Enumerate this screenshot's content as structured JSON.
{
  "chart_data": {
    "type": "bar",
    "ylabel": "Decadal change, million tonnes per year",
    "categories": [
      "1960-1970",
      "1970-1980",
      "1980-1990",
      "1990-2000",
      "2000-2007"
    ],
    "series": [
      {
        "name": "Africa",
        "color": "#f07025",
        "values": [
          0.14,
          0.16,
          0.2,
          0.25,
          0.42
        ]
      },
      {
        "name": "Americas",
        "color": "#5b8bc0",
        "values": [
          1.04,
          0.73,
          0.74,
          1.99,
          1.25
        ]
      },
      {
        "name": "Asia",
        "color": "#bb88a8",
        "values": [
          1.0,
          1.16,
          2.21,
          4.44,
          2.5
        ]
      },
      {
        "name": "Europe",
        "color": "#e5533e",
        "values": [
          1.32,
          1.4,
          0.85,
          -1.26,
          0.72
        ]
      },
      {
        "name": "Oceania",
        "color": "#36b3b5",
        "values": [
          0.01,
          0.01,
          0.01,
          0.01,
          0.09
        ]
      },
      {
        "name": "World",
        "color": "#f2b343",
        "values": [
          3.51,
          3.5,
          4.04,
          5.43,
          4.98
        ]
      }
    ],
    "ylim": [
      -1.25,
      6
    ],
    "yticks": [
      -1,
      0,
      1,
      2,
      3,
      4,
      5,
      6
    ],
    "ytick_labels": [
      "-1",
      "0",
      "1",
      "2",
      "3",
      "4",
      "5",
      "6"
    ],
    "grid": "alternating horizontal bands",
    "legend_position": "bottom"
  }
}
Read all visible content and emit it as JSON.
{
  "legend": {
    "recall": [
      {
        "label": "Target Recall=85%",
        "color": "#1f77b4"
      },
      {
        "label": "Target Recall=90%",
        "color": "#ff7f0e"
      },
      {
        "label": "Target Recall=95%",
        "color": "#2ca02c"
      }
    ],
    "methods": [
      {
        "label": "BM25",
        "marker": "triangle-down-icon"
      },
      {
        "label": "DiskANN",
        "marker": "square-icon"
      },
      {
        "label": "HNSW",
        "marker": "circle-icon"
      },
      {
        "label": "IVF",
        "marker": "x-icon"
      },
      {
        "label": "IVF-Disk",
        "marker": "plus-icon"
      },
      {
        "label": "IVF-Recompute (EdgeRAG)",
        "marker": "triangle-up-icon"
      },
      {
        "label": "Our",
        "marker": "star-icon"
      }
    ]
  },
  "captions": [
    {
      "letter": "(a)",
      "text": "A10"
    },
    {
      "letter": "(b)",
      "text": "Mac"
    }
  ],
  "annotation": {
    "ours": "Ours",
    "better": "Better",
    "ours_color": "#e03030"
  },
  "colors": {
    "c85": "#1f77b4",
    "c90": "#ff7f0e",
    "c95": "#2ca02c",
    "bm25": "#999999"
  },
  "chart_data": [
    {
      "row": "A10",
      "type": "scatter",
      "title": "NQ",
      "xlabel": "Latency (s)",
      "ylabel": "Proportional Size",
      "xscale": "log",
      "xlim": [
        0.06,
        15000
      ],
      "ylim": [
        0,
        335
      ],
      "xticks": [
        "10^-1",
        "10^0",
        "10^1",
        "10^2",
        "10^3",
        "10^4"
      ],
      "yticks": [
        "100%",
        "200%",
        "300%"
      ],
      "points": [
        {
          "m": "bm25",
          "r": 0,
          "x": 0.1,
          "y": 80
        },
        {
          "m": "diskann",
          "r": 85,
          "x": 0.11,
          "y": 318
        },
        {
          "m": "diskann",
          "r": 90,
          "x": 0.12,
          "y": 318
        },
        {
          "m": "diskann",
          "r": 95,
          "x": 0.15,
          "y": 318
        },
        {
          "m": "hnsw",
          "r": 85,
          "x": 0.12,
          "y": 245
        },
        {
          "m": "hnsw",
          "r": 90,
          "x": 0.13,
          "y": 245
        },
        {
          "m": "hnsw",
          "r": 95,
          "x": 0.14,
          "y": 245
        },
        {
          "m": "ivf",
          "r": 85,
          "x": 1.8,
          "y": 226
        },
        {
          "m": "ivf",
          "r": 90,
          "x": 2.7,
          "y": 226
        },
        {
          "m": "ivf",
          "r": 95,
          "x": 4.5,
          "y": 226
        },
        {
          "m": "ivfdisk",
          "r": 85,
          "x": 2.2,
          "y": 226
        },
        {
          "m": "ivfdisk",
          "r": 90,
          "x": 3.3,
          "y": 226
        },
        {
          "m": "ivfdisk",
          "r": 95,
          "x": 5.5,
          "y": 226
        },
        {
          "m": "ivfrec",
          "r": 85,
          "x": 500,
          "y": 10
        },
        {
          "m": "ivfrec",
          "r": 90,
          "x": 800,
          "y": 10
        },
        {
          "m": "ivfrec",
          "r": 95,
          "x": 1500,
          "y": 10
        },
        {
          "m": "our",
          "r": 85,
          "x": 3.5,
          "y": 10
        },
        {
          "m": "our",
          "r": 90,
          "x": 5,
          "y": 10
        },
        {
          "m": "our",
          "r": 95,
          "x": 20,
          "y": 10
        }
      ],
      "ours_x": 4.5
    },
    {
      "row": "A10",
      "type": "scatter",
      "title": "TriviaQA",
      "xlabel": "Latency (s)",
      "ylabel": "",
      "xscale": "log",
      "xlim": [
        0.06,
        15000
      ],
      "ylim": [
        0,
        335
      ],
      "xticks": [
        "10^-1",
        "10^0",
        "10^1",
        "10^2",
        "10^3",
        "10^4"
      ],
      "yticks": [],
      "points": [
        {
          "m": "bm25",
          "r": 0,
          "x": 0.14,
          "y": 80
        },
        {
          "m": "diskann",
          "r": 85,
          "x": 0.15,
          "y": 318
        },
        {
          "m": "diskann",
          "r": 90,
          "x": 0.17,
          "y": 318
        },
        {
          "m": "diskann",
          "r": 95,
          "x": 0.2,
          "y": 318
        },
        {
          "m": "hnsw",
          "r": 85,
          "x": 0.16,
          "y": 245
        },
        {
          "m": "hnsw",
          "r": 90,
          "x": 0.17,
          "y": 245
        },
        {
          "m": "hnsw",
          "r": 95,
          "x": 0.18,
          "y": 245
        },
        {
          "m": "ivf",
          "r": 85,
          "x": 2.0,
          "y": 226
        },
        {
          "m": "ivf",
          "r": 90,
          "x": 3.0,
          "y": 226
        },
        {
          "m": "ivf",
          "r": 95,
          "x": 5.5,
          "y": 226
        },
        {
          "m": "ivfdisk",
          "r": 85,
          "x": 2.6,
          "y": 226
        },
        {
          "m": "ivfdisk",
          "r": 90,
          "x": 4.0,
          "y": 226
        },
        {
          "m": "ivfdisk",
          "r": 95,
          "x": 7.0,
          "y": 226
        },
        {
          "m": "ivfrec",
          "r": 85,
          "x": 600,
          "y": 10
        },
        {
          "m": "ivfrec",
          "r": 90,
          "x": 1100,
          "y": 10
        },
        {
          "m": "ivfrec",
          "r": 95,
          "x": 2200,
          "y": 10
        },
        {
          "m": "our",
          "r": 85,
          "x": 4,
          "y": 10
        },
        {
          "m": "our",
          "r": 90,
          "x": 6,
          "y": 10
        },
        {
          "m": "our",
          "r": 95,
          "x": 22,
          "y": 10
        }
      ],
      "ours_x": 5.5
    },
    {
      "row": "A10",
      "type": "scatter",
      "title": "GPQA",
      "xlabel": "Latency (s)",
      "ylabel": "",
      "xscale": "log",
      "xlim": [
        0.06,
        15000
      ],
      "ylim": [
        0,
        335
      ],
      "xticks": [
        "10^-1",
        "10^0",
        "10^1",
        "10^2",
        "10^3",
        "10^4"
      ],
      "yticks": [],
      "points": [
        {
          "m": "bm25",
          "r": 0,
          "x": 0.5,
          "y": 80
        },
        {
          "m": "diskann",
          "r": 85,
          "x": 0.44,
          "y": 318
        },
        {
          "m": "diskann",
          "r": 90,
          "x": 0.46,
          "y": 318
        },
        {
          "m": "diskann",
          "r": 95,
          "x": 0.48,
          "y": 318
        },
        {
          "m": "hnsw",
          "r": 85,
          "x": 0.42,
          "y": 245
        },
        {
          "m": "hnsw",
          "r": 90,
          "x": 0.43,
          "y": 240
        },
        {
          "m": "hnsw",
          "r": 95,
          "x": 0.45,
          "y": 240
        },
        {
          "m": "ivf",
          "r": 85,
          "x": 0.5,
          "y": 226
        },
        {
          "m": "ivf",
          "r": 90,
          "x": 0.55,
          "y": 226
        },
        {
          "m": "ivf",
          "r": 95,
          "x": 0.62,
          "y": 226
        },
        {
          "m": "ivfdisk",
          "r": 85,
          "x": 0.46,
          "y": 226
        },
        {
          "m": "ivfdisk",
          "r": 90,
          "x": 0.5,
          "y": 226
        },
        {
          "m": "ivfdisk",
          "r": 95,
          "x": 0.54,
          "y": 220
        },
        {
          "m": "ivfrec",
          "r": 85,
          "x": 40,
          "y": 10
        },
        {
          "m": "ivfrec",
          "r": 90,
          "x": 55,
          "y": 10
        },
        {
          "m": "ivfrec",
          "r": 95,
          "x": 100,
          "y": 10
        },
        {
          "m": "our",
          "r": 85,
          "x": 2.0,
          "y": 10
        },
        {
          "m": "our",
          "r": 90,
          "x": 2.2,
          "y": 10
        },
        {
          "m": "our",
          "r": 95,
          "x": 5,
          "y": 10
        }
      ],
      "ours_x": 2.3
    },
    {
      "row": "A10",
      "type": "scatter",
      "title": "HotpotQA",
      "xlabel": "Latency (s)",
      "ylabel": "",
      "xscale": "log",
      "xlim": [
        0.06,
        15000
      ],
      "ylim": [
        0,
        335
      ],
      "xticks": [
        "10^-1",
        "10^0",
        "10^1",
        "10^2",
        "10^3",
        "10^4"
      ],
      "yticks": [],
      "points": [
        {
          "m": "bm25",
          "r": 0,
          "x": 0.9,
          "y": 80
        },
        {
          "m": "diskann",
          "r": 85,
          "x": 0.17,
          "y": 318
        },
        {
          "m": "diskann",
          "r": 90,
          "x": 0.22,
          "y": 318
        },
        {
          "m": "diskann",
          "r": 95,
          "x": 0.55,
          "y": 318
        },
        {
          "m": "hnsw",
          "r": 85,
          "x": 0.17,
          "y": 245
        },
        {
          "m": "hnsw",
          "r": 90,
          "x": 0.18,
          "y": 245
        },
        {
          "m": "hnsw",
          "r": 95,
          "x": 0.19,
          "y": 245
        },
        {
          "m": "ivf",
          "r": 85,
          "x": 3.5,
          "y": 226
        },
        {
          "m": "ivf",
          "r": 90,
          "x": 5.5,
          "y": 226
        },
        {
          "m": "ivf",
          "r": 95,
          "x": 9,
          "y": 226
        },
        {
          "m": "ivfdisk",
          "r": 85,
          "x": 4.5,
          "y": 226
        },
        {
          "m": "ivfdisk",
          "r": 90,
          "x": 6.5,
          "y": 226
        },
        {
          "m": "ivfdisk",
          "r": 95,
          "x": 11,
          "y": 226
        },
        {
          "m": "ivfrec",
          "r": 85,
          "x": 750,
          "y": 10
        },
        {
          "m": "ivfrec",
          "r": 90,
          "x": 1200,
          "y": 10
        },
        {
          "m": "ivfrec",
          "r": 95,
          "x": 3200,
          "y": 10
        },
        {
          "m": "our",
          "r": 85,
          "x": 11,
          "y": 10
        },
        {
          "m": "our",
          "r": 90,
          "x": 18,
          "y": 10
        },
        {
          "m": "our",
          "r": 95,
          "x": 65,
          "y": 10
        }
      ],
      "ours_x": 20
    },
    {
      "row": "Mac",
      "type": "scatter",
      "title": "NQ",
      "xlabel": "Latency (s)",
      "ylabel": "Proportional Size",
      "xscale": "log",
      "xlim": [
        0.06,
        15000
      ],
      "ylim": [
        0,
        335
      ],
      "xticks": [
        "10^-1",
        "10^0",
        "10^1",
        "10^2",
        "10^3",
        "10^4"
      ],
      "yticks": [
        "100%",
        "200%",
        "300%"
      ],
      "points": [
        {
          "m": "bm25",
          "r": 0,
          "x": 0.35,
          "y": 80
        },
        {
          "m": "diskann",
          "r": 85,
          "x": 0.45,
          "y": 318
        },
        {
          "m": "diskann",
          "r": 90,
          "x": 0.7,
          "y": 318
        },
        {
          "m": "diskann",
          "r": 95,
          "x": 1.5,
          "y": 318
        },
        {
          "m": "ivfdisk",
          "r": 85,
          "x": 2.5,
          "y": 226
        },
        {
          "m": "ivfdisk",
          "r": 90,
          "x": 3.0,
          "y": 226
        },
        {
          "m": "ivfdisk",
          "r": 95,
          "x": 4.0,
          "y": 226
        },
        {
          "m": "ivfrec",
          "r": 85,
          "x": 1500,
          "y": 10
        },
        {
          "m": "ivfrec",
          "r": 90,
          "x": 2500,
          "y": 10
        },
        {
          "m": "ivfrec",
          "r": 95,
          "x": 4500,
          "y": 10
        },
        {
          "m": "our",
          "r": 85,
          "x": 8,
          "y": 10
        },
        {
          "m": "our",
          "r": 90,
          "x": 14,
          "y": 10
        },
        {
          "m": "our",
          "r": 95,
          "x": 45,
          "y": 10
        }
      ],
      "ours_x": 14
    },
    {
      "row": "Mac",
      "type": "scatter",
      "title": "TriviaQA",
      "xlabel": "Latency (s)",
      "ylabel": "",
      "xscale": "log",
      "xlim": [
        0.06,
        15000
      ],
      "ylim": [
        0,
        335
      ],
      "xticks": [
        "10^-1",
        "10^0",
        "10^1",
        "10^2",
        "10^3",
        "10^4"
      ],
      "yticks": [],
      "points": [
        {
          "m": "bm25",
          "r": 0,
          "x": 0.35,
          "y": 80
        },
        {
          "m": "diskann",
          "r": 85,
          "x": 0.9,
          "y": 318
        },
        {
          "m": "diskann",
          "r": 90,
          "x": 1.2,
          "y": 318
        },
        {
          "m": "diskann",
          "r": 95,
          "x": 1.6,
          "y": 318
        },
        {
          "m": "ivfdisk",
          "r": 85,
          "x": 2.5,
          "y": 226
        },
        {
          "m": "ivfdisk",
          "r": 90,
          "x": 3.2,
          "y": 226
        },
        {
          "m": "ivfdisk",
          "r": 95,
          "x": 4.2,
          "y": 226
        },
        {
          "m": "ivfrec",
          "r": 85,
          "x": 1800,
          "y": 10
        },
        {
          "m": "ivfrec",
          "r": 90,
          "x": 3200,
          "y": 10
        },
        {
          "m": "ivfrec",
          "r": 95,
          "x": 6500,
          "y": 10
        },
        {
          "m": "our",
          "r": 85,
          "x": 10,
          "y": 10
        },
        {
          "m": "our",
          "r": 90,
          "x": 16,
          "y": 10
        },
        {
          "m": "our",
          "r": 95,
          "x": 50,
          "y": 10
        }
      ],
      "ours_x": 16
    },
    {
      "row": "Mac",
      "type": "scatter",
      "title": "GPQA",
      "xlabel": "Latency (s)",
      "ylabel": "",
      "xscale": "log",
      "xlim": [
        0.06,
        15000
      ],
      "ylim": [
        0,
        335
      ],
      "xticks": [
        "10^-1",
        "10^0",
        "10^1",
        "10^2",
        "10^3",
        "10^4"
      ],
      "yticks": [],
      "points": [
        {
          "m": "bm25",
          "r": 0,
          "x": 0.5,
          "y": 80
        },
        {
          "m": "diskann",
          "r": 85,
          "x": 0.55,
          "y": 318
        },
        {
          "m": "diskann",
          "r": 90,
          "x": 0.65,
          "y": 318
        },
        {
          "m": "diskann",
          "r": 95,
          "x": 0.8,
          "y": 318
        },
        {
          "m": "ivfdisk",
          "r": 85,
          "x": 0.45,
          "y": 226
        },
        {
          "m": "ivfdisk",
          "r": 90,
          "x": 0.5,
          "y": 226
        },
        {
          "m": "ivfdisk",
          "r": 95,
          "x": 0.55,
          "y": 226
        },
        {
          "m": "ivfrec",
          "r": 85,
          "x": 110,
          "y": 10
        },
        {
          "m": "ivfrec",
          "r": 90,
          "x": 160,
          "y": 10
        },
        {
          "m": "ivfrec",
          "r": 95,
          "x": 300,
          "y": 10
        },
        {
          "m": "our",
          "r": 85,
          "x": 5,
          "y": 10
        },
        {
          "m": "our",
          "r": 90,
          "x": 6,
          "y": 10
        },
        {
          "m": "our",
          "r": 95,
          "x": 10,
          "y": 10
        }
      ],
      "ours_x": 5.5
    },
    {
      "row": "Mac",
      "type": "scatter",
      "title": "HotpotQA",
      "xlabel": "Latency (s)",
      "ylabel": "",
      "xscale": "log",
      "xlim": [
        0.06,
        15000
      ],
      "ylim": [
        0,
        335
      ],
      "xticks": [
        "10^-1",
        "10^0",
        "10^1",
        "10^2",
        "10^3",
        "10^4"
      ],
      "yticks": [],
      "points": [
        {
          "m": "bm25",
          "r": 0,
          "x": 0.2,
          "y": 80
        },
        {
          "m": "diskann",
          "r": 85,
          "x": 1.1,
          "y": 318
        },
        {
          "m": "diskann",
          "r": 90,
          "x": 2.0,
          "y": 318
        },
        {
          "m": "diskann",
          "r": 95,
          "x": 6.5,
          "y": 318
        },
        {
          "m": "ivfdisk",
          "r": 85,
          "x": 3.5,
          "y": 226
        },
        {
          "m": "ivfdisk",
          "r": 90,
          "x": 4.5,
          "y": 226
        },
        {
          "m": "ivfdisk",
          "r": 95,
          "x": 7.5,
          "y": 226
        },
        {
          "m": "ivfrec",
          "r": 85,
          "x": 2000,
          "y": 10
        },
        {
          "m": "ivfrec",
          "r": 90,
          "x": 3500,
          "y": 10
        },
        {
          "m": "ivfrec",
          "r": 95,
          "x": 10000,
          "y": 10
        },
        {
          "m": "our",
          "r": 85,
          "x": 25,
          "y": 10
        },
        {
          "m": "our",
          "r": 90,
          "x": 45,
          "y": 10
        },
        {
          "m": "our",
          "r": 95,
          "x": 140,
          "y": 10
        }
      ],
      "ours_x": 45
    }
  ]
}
┄┄┄┄┄┄
## Exercise description
Of all the lines in the listing above, how many contain the word "JSON"? Answer with the number alone.

## Correct response
2